**GIVEN EXERCISE:** Select and copy out every line in the records containing "date".

**PROVIDED MATERIAL:**
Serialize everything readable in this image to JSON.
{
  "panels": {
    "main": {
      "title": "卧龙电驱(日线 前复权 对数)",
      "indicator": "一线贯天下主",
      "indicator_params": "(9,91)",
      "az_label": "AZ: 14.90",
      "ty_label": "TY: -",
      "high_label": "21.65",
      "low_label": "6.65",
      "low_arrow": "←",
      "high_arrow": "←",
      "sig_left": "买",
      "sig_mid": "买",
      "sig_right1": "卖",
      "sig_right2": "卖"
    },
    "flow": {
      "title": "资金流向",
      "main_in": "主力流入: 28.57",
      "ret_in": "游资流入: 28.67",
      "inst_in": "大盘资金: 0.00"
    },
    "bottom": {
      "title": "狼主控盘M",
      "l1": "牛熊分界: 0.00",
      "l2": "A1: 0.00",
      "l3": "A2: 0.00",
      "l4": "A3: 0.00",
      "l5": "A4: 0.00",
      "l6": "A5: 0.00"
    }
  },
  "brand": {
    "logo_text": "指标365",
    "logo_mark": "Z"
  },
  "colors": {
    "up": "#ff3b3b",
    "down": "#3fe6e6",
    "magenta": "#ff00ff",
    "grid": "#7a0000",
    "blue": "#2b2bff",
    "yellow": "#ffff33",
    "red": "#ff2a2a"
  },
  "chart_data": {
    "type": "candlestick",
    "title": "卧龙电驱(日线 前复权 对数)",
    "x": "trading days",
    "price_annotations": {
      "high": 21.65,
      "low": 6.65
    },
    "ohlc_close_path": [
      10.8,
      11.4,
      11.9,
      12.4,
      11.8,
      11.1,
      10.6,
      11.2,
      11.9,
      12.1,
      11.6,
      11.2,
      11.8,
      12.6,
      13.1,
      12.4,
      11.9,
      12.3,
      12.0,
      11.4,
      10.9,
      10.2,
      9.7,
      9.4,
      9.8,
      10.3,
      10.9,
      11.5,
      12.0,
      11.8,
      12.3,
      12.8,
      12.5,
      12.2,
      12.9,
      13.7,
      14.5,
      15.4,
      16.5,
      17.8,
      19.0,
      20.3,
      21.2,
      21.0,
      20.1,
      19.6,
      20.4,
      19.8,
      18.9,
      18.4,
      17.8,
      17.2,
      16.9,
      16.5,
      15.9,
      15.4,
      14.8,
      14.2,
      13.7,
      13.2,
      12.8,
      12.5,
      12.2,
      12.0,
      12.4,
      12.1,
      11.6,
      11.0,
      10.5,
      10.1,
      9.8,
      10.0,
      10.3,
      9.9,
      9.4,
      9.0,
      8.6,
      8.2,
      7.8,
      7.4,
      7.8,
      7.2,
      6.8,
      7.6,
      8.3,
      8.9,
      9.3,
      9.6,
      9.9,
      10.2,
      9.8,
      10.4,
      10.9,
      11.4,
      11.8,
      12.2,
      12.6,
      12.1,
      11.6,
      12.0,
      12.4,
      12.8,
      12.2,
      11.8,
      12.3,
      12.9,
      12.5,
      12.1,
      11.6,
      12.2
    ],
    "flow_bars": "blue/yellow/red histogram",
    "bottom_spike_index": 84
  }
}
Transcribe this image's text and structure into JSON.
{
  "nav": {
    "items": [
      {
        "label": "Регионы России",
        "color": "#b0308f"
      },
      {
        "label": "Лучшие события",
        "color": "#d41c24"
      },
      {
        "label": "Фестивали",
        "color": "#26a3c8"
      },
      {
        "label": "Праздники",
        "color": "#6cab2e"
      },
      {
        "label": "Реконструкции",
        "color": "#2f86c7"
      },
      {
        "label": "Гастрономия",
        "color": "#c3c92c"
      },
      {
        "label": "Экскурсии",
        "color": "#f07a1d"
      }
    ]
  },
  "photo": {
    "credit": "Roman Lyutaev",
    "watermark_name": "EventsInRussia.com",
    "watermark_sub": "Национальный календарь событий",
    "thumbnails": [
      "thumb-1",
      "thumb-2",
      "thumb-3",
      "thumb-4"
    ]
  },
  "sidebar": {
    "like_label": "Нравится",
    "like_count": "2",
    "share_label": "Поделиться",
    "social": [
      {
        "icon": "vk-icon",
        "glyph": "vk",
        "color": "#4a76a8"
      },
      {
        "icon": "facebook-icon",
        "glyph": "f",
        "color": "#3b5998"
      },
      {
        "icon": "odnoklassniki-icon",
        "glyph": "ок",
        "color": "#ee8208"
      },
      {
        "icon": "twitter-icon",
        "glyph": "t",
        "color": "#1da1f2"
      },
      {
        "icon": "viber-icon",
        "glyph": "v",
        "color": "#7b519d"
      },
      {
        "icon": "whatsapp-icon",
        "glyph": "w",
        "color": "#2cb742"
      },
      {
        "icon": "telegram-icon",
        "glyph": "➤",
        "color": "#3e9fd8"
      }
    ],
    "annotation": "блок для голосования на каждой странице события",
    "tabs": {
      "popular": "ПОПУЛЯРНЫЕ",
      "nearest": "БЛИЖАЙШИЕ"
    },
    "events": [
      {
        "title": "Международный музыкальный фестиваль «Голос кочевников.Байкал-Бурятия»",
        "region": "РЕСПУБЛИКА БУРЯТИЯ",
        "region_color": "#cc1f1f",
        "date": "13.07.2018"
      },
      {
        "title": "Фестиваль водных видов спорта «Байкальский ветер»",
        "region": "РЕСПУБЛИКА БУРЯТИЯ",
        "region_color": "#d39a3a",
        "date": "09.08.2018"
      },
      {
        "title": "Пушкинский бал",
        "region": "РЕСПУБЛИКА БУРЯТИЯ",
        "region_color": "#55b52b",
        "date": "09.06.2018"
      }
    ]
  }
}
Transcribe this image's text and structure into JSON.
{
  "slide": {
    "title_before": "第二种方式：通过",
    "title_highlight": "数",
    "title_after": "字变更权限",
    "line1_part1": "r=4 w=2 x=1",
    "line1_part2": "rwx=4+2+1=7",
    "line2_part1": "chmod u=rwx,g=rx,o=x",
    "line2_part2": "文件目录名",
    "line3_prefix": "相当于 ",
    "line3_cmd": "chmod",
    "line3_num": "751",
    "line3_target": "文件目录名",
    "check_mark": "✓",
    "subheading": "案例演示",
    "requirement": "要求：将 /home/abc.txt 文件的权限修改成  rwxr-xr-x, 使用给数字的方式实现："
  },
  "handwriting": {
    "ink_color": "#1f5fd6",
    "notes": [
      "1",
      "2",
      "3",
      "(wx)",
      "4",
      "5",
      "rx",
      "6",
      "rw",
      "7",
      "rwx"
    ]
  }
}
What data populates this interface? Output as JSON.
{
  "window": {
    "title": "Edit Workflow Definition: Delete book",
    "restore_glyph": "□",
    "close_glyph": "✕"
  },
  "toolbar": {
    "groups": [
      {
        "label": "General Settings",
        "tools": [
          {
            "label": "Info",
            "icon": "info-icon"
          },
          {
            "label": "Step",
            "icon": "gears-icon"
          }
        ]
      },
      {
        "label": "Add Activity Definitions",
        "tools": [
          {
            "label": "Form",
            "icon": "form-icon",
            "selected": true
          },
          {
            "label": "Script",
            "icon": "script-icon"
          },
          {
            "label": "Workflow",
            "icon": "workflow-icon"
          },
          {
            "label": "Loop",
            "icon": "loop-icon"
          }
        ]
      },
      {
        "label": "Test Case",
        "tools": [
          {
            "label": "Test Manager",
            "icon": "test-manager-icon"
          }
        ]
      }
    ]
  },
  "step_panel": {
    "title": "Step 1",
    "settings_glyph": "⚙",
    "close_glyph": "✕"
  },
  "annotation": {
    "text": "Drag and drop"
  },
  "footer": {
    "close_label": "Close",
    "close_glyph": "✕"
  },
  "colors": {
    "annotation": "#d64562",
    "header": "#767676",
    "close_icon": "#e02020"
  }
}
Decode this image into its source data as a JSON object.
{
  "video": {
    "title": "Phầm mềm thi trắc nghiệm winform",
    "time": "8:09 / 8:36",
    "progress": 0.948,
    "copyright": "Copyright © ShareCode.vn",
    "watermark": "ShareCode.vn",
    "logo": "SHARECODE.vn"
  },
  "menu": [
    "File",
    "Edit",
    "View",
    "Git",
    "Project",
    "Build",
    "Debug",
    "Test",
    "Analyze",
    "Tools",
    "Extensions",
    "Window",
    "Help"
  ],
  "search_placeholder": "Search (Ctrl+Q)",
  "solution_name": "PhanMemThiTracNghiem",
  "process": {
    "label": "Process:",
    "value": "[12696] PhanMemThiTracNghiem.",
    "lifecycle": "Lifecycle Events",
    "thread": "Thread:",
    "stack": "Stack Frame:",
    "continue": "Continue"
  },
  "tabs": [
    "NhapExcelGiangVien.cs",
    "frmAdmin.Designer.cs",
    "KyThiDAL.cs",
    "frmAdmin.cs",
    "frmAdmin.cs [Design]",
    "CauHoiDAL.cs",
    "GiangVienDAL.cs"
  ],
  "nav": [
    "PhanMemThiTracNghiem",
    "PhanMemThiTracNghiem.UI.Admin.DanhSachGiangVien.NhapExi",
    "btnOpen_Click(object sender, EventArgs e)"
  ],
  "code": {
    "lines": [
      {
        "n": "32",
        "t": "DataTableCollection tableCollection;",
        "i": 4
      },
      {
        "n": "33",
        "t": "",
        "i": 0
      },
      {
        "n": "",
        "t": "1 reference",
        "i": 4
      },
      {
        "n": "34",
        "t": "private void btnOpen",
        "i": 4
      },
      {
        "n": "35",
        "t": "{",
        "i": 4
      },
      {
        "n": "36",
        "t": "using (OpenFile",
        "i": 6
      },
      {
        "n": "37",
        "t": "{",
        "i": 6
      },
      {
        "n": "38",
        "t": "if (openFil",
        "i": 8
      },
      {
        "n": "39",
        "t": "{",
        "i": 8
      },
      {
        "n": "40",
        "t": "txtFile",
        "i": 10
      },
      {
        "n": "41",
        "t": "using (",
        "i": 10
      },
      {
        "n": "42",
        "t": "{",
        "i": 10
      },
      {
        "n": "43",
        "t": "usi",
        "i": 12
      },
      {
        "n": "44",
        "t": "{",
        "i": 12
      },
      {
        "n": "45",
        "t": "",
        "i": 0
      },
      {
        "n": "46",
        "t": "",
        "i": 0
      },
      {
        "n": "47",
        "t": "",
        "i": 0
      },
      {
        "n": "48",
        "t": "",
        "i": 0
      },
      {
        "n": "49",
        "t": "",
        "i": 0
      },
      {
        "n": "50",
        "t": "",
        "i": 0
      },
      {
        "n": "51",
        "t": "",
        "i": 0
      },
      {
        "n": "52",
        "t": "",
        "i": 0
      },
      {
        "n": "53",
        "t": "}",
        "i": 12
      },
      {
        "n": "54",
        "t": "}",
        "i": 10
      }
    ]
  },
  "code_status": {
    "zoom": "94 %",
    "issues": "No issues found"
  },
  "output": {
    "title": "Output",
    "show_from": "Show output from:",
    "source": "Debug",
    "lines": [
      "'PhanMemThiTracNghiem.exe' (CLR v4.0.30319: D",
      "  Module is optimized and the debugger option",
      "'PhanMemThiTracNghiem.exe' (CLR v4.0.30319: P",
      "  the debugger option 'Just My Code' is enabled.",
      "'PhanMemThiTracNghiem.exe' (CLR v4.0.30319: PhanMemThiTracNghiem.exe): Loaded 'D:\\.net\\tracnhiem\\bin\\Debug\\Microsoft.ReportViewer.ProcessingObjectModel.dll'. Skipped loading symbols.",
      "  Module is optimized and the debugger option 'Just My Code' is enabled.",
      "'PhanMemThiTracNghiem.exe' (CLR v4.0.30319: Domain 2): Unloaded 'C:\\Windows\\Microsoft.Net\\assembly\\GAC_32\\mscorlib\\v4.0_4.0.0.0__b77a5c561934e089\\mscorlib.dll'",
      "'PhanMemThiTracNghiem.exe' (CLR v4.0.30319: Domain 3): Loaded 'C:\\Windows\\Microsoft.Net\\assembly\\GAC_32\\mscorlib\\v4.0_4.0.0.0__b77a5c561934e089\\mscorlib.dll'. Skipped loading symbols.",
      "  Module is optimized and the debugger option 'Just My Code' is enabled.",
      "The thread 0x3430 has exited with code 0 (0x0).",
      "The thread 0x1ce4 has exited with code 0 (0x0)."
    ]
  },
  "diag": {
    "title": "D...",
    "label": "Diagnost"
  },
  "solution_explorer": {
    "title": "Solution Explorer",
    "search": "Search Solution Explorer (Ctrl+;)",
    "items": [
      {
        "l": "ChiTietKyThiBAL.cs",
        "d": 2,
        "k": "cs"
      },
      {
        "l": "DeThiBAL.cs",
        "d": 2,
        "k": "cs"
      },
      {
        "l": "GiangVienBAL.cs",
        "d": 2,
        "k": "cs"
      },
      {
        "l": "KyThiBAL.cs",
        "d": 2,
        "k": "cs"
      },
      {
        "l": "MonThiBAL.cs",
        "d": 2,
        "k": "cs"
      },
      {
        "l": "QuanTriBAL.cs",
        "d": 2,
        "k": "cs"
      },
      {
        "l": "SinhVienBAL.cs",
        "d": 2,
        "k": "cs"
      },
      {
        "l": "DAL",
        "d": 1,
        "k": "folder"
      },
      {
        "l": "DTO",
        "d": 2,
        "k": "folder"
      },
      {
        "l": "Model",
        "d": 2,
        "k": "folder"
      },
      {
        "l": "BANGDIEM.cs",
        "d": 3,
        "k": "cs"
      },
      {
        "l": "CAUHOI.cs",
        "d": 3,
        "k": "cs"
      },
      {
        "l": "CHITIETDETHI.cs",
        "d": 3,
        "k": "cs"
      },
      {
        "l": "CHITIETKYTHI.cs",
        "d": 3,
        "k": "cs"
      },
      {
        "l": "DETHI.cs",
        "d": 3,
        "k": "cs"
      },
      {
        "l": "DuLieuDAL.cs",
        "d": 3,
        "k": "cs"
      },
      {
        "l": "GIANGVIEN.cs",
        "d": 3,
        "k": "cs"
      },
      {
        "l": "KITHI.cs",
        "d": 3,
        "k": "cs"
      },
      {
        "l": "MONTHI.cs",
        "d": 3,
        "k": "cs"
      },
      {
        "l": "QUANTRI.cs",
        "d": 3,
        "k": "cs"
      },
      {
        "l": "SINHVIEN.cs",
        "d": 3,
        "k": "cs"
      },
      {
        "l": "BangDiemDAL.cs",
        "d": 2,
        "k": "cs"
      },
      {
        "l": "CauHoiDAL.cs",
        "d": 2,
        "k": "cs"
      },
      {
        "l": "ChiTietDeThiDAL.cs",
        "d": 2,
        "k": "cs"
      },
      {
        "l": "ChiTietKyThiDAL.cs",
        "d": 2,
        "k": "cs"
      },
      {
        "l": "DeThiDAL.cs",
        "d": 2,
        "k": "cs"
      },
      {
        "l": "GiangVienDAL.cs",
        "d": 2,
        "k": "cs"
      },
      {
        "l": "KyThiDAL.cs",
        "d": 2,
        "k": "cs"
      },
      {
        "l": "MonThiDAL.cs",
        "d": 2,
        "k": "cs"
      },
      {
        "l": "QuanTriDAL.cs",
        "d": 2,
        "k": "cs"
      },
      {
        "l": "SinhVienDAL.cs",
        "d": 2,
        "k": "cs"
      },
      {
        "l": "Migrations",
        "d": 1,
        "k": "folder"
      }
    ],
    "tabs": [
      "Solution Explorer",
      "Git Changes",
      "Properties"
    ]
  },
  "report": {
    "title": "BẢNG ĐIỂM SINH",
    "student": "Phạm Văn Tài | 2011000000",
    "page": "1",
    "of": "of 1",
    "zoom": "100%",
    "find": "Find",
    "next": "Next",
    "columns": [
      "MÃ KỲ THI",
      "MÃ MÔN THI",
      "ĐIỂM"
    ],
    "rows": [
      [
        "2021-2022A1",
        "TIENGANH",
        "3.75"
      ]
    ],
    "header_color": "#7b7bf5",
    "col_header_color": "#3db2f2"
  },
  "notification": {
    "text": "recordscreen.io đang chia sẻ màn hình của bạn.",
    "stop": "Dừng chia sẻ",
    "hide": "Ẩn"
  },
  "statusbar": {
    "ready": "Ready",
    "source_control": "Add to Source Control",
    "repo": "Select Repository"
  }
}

**RESPONSE TO THE EXERCISE:**
        "date": "13.07.2018"
        "date": "09.08.2018"
        "date": "09.06.2018"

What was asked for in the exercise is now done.